### What this task involves
Scan the data for lines with "Time" and report the count by itself.

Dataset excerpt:
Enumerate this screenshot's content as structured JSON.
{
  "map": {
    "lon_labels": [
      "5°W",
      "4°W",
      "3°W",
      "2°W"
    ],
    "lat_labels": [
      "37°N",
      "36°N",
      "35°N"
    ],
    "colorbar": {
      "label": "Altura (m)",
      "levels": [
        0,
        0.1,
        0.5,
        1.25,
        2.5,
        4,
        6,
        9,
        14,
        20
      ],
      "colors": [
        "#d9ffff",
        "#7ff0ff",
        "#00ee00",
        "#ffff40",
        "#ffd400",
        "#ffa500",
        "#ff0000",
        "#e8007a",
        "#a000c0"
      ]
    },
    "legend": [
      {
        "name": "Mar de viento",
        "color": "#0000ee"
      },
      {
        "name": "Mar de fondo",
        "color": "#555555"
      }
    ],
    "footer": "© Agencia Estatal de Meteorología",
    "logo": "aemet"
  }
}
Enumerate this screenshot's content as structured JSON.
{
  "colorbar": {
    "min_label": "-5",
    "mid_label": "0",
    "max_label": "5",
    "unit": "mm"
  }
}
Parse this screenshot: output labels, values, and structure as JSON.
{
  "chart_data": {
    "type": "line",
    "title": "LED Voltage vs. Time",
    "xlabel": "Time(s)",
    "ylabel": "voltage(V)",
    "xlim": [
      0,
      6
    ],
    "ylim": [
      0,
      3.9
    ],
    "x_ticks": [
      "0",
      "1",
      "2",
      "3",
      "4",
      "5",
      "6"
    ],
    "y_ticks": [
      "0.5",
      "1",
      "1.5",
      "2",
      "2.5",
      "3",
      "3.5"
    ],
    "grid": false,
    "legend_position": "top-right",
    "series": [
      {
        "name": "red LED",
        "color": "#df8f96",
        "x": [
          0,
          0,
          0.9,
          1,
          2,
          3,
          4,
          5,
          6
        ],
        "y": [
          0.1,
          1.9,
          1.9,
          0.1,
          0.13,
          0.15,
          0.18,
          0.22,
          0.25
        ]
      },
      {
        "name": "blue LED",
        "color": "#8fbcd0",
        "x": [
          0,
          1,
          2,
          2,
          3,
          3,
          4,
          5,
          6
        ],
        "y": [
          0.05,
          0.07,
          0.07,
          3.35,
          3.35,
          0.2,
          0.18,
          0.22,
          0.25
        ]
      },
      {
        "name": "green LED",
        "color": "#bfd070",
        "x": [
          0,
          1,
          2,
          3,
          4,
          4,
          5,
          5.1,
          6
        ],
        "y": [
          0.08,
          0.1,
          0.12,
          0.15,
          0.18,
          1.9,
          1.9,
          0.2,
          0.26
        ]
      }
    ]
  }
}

### Expected answer
2